Tally every line of the material that includes "Водоснабжение", then give the tally and nothing else.

(begin)

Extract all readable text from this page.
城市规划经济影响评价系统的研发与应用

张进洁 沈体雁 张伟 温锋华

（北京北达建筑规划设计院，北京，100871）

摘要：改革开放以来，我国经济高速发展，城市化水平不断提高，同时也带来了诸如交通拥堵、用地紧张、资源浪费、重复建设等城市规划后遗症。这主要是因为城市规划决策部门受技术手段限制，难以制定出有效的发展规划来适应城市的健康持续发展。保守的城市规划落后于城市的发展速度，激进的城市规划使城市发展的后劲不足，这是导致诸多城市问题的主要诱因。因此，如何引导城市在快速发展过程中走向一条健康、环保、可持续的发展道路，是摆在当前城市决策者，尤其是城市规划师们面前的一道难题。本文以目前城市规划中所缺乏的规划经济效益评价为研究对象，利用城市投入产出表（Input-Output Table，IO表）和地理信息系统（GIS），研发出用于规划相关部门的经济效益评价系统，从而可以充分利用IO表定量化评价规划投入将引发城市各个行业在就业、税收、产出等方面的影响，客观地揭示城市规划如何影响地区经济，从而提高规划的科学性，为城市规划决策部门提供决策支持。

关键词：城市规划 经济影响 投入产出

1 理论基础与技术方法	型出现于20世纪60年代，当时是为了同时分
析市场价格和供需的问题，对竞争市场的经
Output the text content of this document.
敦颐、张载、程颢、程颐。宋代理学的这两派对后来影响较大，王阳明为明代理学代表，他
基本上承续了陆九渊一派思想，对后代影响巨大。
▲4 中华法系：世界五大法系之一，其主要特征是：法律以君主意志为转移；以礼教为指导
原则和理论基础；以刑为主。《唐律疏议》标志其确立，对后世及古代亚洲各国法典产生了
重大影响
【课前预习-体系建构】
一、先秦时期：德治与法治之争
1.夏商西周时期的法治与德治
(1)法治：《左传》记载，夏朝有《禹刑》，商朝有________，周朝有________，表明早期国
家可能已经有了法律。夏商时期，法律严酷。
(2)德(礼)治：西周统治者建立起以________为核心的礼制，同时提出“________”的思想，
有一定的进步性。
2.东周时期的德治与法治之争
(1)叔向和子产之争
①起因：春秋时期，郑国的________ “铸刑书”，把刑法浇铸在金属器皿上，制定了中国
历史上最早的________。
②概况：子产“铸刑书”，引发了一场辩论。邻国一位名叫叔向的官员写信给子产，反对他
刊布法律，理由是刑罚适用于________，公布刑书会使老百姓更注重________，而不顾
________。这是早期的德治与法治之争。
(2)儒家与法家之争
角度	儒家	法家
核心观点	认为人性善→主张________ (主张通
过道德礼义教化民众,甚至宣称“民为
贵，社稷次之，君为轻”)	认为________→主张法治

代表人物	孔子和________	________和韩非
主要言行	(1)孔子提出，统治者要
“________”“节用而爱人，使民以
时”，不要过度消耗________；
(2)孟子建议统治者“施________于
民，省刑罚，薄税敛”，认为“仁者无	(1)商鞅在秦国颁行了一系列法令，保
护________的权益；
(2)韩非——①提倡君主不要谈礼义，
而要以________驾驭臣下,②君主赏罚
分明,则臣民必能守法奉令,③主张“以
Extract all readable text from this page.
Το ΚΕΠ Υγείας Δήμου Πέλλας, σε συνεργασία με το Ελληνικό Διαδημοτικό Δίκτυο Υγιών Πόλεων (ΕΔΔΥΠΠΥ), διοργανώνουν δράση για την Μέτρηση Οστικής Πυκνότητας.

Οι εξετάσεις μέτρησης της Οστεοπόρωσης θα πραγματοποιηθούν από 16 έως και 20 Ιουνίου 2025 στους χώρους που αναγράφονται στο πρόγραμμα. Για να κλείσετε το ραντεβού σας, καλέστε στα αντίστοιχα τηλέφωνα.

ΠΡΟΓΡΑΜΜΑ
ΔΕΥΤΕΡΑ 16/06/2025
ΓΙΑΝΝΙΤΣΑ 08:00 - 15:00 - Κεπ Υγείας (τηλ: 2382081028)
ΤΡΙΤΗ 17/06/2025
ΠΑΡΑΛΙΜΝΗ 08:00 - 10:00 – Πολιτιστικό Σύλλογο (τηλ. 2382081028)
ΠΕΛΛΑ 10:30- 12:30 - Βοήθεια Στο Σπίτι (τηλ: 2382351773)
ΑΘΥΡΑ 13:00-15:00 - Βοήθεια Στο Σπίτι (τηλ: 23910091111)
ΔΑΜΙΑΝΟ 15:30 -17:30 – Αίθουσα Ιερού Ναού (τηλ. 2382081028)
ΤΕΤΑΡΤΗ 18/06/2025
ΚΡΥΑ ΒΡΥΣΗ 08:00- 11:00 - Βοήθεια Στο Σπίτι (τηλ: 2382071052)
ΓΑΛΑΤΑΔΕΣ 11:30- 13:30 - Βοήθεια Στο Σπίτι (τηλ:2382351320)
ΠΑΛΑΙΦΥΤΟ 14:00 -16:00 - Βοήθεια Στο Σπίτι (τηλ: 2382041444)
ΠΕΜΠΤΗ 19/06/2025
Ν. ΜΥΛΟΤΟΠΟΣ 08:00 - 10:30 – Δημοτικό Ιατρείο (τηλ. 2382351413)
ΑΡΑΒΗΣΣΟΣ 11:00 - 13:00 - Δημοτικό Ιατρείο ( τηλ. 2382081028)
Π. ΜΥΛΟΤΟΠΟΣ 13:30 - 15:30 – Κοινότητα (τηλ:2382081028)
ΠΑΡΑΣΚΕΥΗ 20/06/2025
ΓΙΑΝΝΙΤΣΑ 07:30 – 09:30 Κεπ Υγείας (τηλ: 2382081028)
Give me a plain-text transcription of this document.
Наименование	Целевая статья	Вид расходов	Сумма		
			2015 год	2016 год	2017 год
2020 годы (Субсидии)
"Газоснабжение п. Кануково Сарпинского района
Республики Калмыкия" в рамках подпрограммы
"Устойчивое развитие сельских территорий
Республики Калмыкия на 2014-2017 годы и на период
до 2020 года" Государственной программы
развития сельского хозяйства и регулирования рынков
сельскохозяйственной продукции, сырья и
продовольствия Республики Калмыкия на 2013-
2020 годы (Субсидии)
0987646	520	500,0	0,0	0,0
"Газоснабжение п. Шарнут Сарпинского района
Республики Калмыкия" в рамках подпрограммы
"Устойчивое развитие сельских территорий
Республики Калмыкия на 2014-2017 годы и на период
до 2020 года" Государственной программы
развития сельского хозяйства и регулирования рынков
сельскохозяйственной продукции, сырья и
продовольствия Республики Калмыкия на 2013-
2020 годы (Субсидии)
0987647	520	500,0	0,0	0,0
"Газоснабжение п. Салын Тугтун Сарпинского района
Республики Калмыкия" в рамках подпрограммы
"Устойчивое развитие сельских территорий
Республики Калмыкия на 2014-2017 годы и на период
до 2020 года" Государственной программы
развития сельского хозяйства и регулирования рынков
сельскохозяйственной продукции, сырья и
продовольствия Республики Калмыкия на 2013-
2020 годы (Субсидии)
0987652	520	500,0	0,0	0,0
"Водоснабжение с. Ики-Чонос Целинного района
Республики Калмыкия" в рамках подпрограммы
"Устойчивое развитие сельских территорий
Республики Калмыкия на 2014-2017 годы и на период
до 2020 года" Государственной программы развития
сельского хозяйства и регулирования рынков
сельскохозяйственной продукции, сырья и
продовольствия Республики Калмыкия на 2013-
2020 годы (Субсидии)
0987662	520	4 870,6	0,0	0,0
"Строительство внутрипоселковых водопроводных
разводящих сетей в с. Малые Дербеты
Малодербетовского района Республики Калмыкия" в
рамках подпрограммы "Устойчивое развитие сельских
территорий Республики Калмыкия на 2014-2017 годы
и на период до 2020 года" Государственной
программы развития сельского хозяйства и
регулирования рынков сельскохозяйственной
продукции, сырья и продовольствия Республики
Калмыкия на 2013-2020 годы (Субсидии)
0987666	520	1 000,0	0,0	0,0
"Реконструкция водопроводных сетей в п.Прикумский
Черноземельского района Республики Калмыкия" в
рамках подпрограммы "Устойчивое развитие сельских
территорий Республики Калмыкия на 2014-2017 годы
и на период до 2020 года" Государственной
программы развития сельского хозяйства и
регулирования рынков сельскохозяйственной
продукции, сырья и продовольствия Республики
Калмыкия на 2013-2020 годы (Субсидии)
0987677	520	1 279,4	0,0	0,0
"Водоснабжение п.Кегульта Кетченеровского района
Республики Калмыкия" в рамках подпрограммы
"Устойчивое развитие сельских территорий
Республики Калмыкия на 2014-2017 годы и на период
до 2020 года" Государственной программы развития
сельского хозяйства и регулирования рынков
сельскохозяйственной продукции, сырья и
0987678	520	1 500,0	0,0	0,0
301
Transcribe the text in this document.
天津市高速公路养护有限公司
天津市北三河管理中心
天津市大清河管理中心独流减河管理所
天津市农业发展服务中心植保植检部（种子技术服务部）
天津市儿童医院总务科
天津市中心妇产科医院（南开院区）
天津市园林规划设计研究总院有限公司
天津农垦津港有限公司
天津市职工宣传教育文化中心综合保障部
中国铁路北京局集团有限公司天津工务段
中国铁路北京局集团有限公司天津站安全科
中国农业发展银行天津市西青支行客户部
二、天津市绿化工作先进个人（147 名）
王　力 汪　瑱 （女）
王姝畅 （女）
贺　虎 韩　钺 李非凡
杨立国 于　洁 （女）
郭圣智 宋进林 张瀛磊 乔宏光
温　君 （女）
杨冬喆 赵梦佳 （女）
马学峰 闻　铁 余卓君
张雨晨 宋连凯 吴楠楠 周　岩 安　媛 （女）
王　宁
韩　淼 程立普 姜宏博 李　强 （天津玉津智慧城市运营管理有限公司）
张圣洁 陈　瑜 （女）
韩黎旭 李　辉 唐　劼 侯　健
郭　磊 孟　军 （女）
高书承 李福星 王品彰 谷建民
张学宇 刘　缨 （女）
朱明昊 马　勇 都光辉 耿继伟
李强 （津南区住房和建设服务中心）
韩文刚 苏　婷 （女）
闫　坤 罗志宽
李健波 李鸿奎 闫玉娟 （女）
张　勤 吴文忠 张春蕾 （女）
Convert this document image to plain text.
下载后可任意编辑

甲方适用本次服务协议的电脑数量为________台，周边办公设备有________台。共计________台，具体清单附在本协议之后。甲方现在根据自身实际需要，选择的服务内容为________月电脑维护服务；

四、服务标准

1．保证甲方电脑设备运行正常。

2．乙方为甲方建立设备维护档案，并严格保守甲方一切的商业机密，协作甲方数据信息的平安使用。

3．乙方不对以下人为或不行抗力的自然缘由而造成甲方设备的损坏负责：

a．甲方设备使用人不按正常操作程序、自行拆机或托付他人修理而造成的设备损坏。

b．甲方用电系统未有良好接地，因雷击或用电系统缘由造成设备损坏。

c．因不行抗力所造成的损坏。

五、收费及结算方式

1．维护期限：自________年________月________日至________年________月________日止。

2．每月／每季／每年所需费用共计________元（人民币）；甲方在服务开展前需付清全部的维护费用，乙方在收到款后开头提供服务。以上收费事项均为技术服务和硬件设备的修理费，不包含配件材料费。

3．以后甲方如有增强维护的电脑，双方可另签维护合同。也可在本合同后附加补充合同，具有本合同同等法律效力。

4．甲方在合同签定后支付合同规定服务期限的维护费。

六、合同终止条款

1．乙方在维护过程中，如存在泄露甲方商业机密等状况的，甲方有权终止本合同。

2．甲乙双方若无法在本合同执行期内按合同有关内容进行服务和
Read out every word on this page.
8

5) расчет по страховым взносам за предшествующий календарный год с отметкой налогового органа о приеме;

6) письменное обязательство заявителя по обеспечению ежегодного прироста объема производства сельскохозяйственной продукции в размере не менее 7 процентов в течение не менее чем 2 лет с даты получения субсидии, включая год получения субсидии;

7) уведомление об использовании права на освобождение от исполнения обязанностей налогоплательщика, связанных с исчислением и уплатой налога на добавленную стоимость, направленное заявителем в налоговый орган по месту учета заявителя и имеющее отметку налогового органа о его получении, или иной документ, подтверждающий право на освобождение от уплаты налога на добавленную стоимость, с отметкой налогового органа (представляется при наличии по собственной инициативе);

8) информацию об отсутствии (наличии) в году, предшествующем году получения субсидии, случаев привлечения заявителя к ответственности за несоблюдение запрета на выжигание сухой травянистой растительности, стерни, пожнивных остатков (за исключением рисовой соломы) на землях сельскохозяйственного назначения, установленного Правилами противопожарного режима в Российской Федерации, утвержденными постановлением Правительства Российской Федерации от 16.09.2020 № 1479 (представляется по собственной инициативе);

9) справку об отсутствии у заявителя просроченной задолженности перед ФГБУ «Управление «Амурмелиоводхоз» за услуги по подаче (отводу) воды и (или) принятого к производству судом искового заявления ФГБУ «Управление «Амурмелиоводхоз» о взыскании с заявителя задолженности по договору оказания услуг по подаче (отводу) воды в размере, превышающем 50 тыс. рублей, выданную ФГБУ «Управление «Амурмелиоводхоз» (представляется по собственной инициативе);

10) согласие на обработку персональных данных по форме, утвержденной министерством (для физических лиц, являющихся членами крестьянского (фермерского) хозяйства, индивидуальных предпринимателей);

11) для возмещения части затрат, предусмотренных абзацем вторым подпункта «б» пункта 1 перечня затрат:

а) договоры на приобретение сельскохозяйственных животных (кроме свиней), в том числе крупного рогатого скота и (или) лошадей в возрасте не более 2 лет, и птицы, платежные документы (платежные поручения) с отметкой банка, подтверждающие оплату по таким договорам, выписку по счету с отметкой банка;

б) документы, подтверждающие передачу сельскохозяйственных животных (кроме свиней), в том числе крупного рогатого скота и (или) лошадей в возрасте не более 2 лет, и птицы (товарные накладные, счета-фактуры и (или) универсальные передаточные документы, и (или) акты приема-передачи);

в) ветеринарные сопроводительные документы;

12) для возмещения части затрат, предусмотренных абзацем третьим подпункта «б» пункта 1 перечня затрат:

(end)

Exercise output – 2